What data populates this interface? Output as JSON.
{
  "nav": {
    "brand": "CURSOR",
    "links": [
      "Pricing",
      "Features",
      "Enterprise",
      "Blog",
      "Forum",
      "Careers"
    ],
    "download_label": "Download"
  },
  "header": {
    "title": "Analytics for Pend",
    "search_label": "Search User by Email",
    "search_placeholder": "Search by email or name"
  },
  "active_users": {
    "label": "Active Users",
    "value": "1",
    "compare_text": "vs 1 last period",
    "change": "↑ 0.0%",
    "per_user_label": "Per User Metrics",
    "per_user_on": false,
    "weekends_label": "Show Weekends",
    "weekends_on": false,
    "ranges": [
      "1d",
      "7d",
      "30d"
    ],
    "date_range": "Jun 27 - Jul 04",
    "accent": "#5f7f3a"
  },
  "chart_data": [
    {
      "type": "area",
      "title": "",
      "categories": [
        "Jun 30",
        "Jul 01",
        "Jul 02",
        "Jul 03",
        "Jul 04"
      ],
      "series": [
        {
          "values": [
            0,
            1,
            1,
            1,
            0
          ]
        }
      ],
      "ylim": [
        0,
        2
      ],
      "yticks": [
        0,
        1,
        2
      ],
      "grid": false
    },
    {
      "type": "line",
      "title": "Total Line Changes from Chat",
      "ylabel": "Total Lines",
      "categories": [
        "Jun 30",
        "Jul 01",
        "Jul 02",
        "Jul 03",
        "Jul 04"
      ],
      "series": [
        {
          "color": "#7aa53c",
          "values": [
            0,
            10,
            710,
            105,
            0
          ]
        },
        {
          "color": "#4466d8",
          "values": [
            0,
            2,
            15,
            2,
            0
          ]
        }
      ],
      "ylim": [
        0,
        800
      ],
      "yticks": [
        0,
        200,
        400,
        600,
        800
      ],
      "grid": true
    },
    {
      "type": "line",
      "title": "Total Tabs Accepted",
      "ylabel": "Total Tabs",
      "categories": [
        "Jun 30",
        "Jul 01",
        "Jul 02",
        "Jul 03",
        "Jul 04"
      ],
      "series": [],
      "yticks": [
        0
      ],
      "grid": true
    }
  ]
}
────────────────
- _Written problem_
Produce an exact copy of the whole listing.

- _Result of this task_
What data populates this interface? Output as JSON.
{
  "nav": {
    "brand": "CURSOR",
    "links": [
      "Pricing",
      "Features",
      "Enterprise",
      "Blog",
      "Forum",
      "Careers"
    ],
    "download_label": "Download"
  },
  "header": {
    "title": "Analytics for Pend",
    "search_label": "Search User by Email",
    "search_placeholder": "Search by email or name"
  },
  "active_users": {
    "label": "Active Users",
    "value": "1",
    "compare_text": "vs 1 last period",
    "change": "↑ 0.0%",
    "per_user_label": "Per User Metrics",
    "per_user_on": false,
    "weekends_label": "Show Weekends",
    "weekends_on": false,
    "ranges": [
      "1d",
      "7d",
      "30d"
    ],
    "date_range": "Jun 27 - Jul 04",
    "accent": "#5f7f3a"
  },
  "chart_data": [
    {
      "type": "area",
      "title": "",
      "categories": [
        "Jun 30",
        "Jul 01",
        "Jul 02",
        "Jul 03",
        "Jul 04"
      ],
      "series": [
        {
          "values": [
            0,
            1,
            1,
            1,
            0
          ]
        }
      ],
      "ylim": [
        0,
        2
      ],
      "yticks": [
        0,
        1,
        2
      ],
      "grid": false
    },
    {
      "type": "line",
      "title": "Total Line Changes from Chat",
      "ylabel": "Total Lines",
      "categories": [
        "Jun 30",
        "Jul 01",
        "Jul 02",
        "Jul 03",
        "Jul 04"
      ],
      "series": [
        {
          "color": "#7aa53c",
          "values": [
            0,
            10,
            710,
            105,
            0
          ]
        },
        {
          "color": "#4466d8",
          "values": [
            0,
            2,
            15,
            2,
            0
          ]
        }
      ],
      "ylim": [
        0,
        800
      ],
      "yticks": [
        0,
        200,
        400,
        600,
        800
      ],
      "grid": true
    },
    {
      "type": "line",
      "title": "Total Tabs Accepted",
      "ylabel": "Total Tabs",
      "categories": [
        "Jun 30",
        "Jul 01",
        "Jul 02",
        "Jul 03",
        "Jul 04"
      ],
      "series": [],
      "yticks": [
        0
      ],
      "grid": true
    }
  ]
}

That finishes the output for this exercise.